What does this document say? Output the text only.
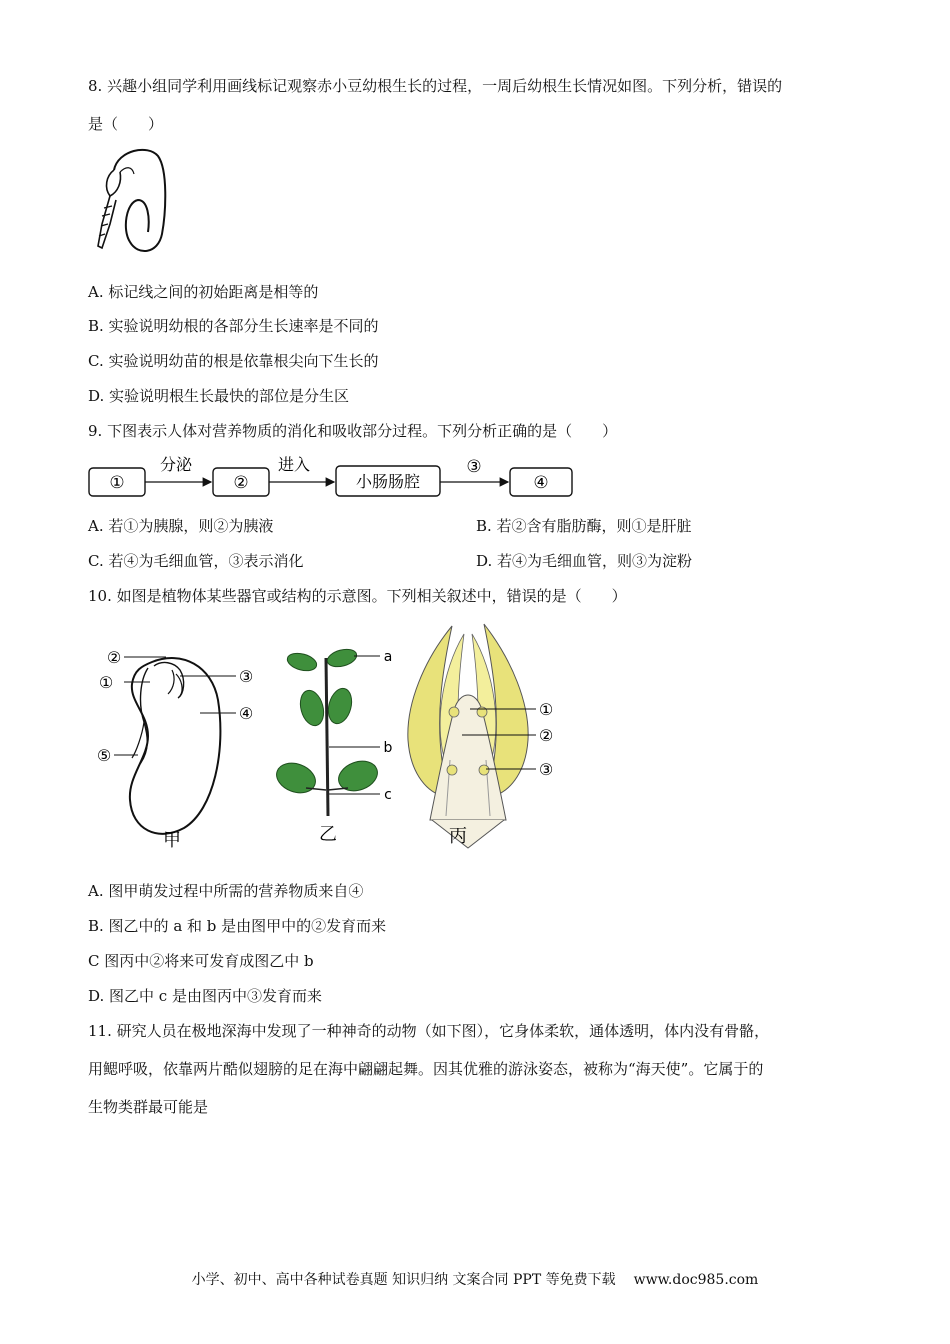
8. 兴趣小组同学利用画线标记观察赤小豆幼根生长的过程，一周后幼根生长情况如图。下列分析，错误的
是（　　）
A. 标记线之间的初始距离是相等的
B. 实验说明幼根的各部分生长速率是不同的
C. 实验说明幼苗的根是依靠根尖向下生长的
D. 实验说明根生长最快的部位是分生区
9. 下图表示人体对营养物质的消化和吸收部分过程。下列分析正确的是（　　）
①
分泌
②
进入
小肠肠腔
③
④
A. 若①为胰腺，则②为胰液	B. 若②含有脂肪酶，则①是肝脏
C. 若④为毛细血管，③表示消化	D. 若④为毛细血管，则③为淀粉
10. 如图是植物体某些器官或结构的示意图。下列相关叙述中，错误的是（　　）
②
①	③
④
⑤
甲
a
b
c
乙
①
②
③
丙
A. 图甲萌发过程中所需的营养物质来自④
B. 图乙中的 a 和 b 是由图甲中的②发育而来
C 图丙中②将来可发育成图乙中 b
D. 图乙中 c 是由图丙中③发育而来
11. 研究人员在极地深海中发现了一种神奇的动物（如下图），它身体柔软，通体透明，体内没有骨骼，
用鳃呼吸，依靠两片酷似翅膀的足在海中翩翩起舞。因其优雅的游泳姿态，被称为“海天使”。它属于的
生物类群最可能是
小学、初中、高中各种试卷真题 知识归纳 文案合同 PPT 等免费下载 www.doc985.com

------

■ **WHAT IS ASKED**
Keep the pictures out of the copy and write out the data exactly as it stands.

■ **ANSWER TO THIS TASK**
What does this document say? Output the text only.
8. 兴趣小组同学利用画线标记观察赤小豆幼根生长的过程，一周后幼根生长情况如图。下列分析，错误的
是（　　）
A. 标记线之间的初始距离是相等的
B. 实验说明幼根的各部分生长速率是不同的
C. 实验说明幼苗的根是依靠根尖向下生长的
D. 实验说明根生长最快的部位是分生区
9. 下图表示人体对营养物质的消化和吸收部分过程。下列分析正确的是（　　）
①
分泌
②
进入
小肠肠腔
③
④
A. 若①为胰腺，则②为胰液	B. 若②含有脂肪酶，则①是肝脏
C. 若④为毛细血管，③表示消化	D. 若④为毛细血管，则③为淀粉
10. 如图是植物体某些器官或结构的示意图。下列相关叙述中，错误的是（　　）
②
①	③
④
⑤
甲
a
b
c
乙
①
②
③
丙
A. 图甲萌发过程中所需的营养物质来自④
B. 图乙中的 a 和 b 是由图甲中的②发育而来
C 图丙中②将来可发育成图乙中 b
D. 图乙中 c 是由图丙中③发育而来
11. 研究人员在极地深海中发现了一种神奇的动物（如下图），它身体柔软，通体透明，体内没有骨骼，
用鳃呼吸，依靠两片酷似翅膀的足在海中翩翩起舞。因其优雅的游泳姿态，被称为“海天使”。它属于的
生物类群最可能是
小学、初中、高中各种试卷真题 知识归纳 文案合同 PPT 等免费下载 www.doc985.com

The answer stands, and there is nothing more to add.